## Work to be completed
Tally the lines holding "sistema" and state only that figure.
╭─ Data
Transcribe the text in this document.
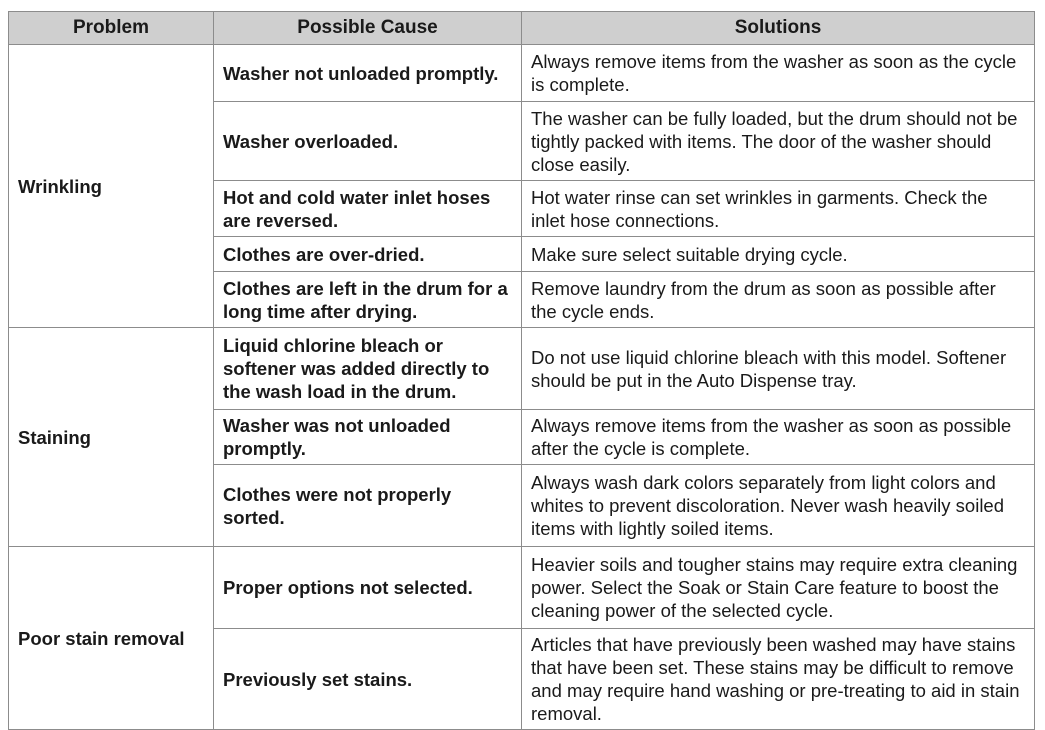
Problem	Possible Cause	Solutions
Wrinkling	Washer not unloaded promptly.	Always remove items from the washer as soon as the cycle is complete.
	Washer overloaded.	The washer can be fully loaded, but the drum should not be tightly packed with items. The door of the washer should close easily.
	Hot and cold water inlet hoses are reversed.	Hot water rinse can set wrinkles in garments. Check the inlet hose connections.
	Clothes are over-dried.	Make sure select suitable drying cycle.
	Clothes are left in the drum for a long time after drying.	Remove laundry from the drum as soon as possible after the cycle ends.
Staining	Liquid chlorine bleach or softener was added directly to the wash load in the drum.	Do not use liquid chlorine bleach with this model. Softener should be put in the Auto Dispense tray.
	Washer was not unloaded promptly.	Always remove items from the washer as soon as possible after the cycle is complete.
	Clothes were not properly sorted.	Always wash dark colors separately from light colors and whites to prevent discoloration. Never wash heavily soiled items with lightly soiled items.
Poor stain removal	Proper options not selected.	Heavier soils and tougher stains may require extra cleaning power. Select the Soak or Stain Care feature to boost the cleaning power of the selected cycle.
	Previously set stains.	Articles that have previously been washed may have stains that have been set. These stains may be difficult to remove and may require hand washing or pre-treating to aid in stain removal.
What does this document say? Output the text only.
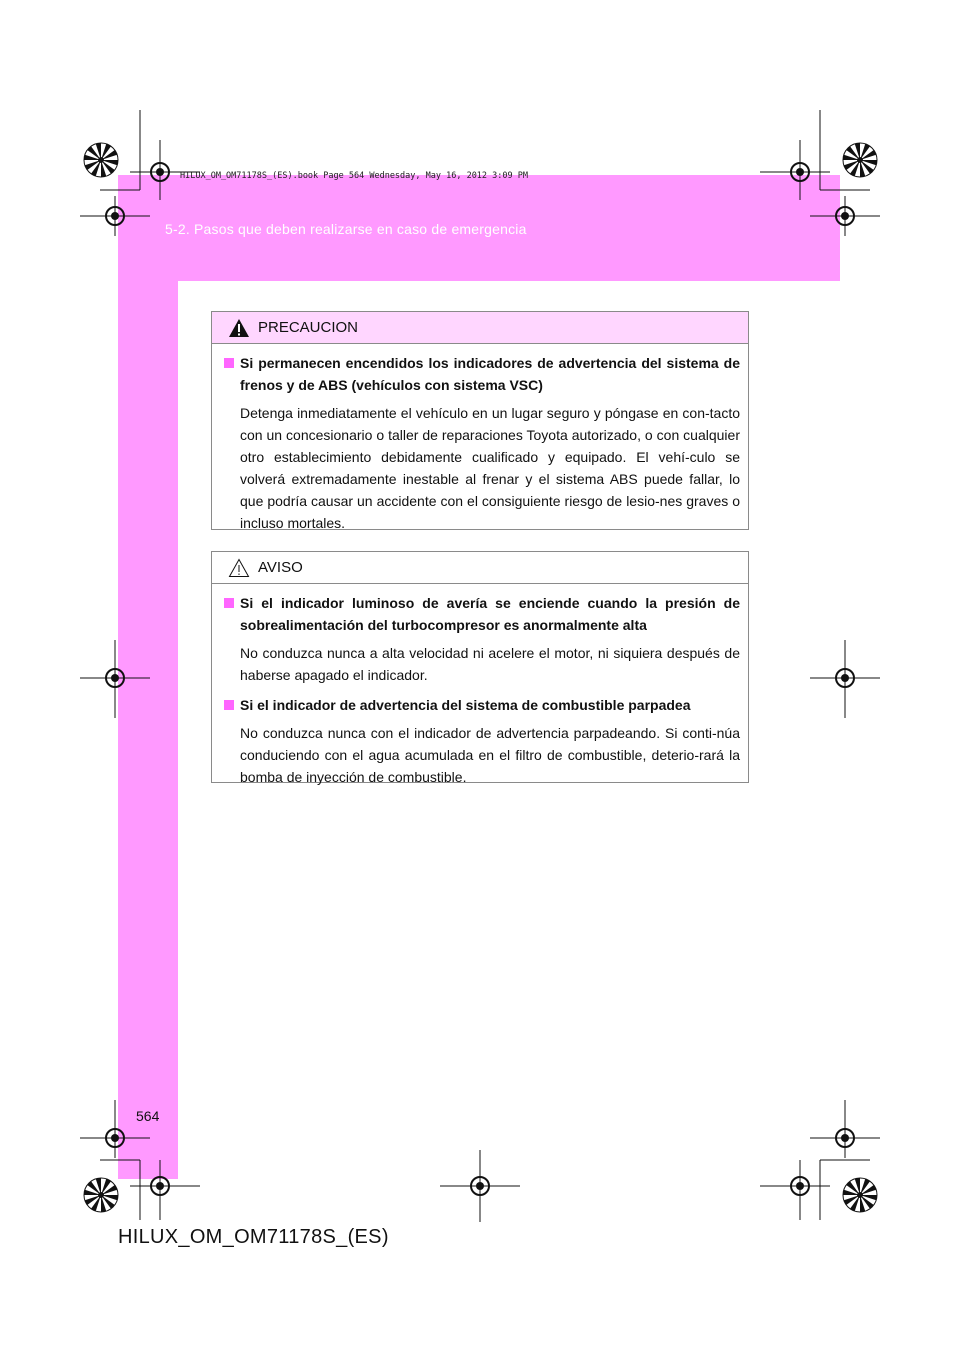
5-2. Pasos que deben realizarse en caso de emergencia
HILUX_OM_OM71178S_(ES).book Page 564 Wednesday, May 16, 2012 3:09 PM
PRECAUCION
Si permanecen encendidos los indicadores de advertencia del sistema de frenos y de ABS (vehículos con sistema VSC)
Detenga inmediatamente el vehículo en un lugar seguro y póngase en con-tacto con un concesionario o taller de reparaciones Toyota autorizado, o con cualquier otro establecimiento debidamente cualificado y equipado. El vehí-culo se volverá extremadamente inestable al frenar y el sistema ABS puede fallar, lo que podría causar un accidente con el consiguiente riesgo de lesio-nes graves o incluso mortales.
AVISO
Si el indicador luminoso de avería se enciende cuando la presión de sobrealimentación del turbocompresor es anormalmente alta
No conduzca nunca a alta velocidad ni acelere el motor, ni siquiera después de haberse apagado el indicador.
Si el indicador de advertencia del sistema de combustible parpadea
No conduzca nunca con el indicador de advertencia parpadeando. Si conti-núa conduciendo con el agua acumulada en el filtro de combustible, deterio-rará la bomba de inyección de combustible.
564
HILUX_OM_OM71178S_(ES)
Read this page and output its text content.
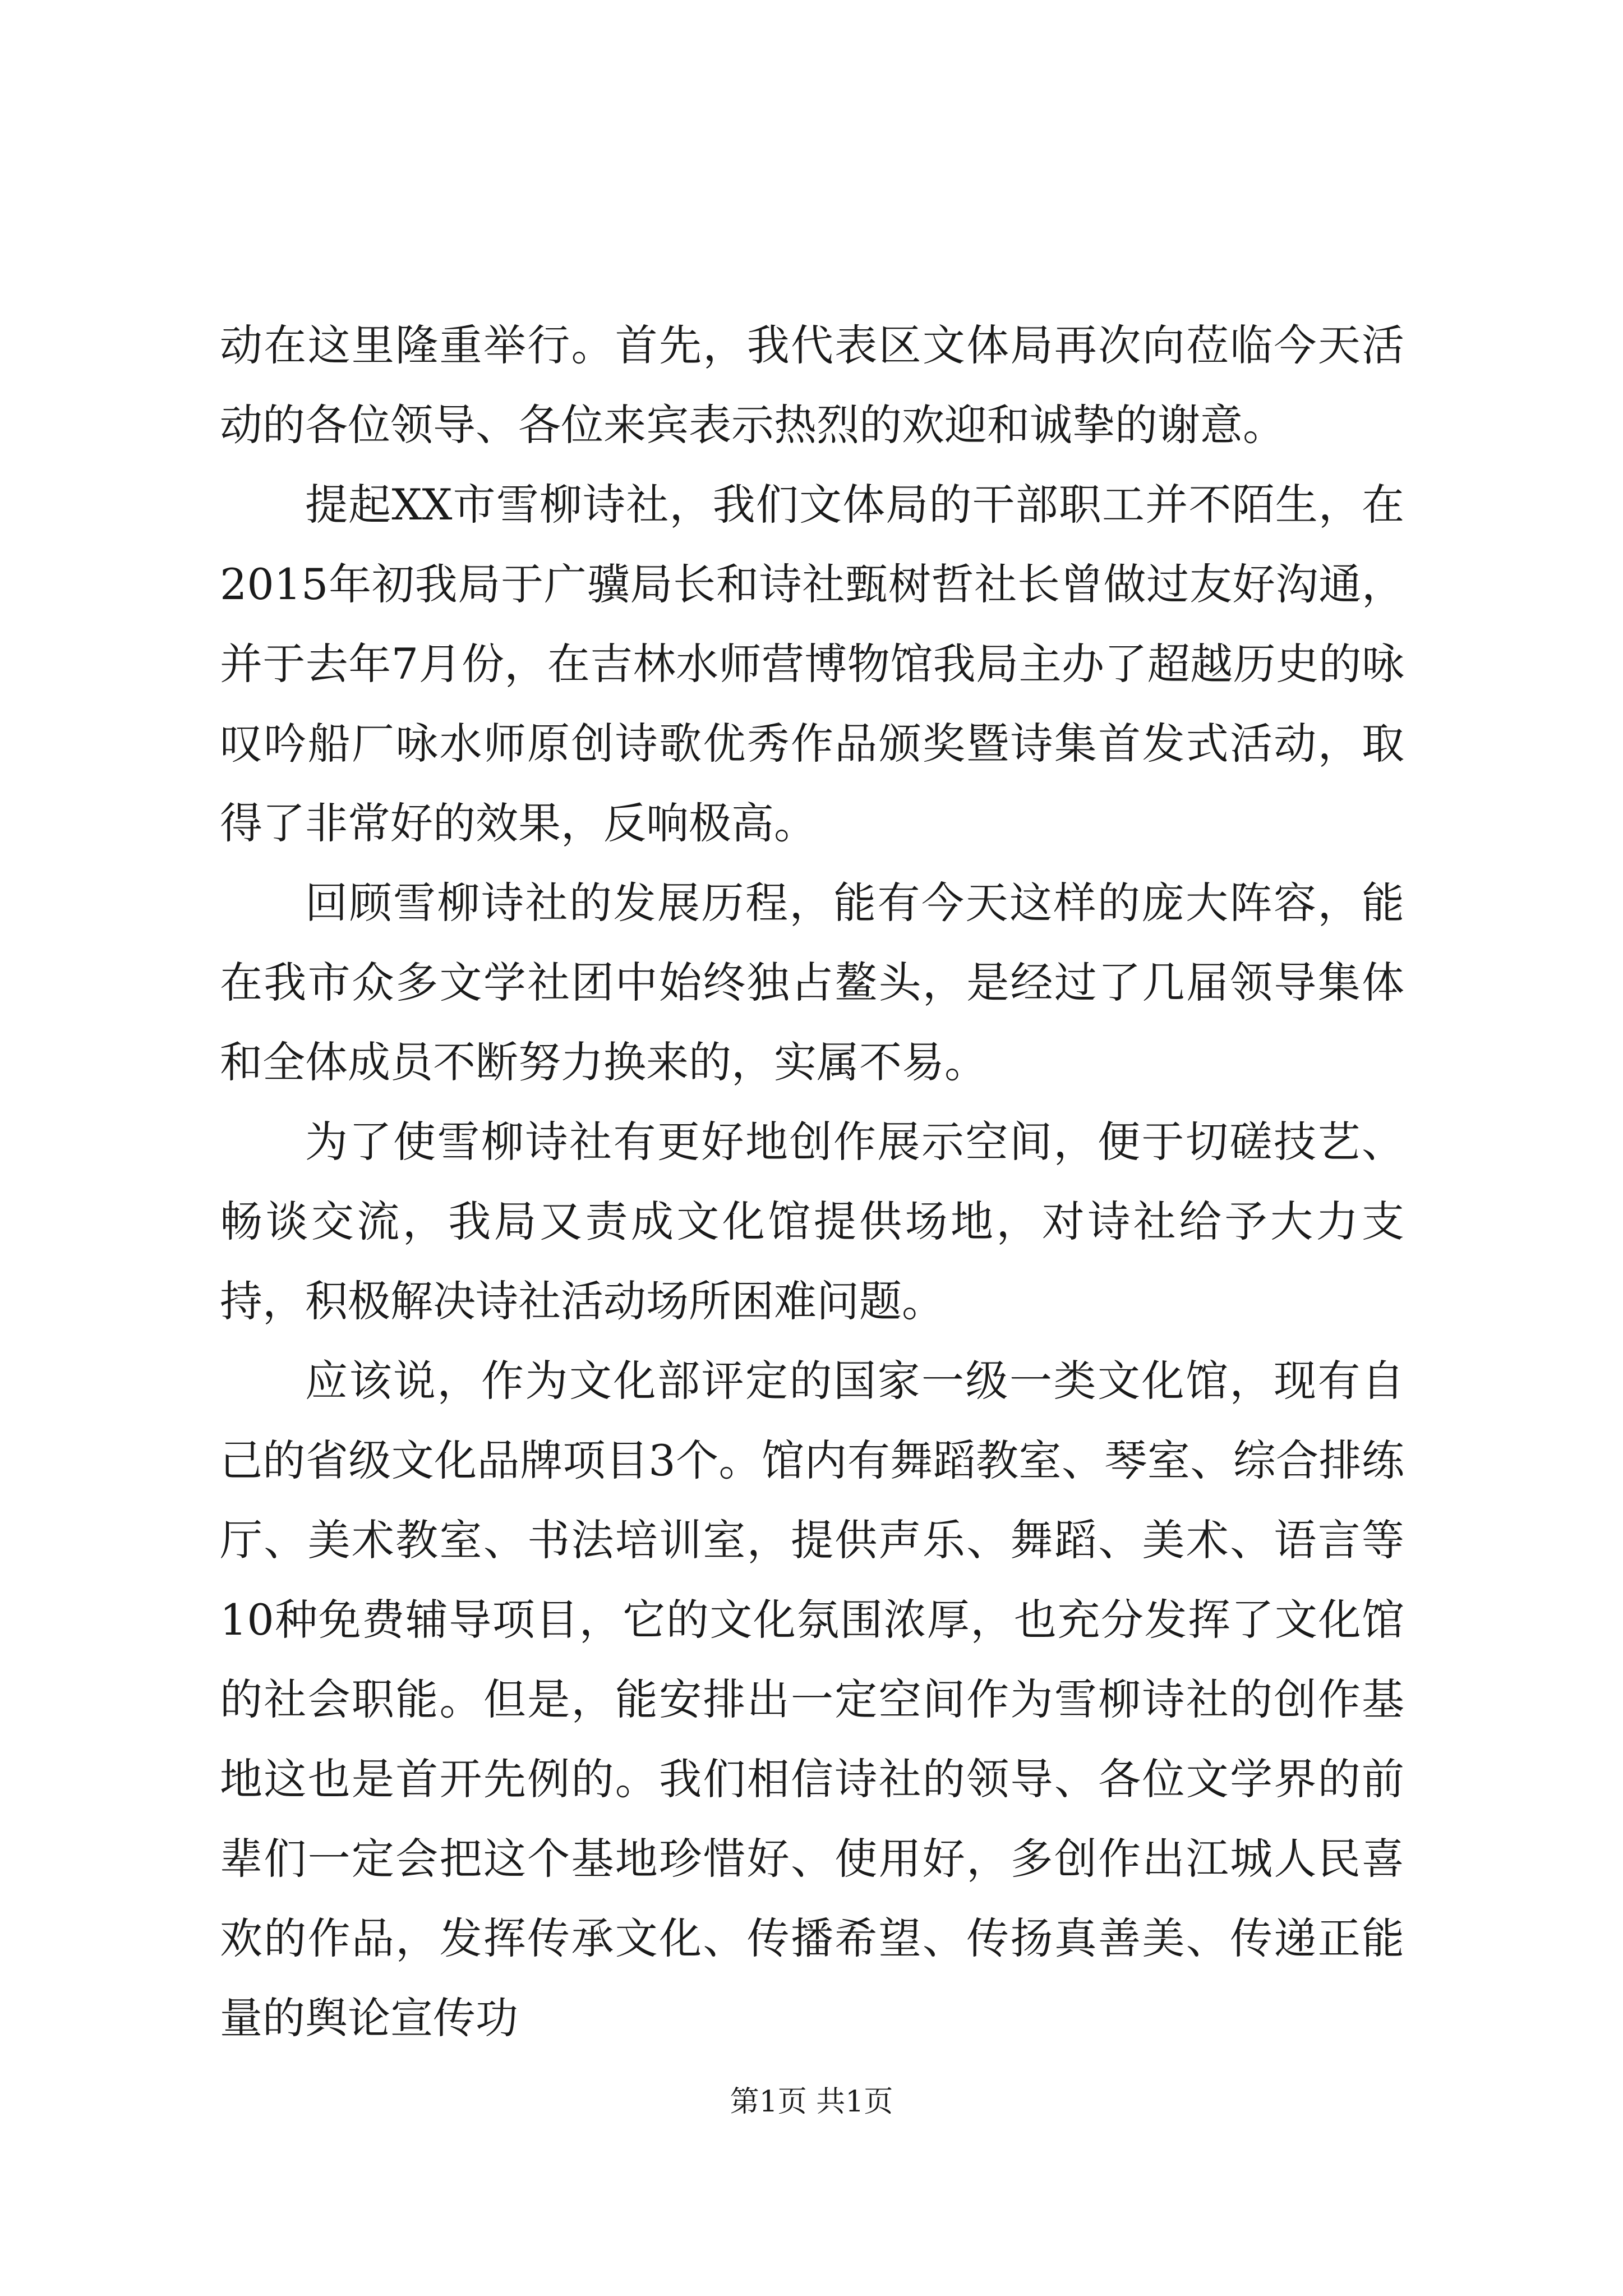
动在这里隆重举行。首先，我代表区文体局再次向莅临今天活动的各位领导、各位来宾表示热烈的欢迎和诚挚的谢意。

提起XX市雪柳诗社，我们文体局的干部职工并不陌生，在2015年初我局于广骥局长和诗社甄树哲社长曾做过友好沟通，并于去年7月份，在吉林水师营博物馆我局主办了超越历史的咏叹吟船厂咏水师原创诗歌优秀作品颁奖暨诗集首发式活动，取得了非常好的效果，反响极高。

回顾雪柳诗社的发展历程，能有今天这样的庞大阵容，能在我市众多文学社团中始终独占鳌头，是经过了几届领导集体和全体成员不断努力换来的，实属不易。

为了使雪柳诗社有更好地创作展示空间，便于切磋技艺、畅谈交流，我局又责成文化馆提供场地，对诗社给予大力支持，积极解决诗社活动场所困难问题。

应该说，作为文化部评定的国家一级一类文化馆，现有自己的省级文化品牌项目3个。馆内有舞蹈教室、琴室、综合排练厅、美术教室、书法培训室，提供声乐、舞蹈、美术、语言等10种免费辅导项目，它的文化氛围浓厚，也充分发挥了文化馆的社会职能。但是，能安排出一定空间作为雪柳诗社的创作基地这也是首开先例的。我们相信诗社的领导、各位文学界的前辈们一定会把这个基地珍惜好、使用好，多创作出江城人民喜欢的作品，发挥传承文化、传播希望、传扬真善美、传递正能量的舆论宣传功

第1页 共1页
╰─
## Solution to the problem
3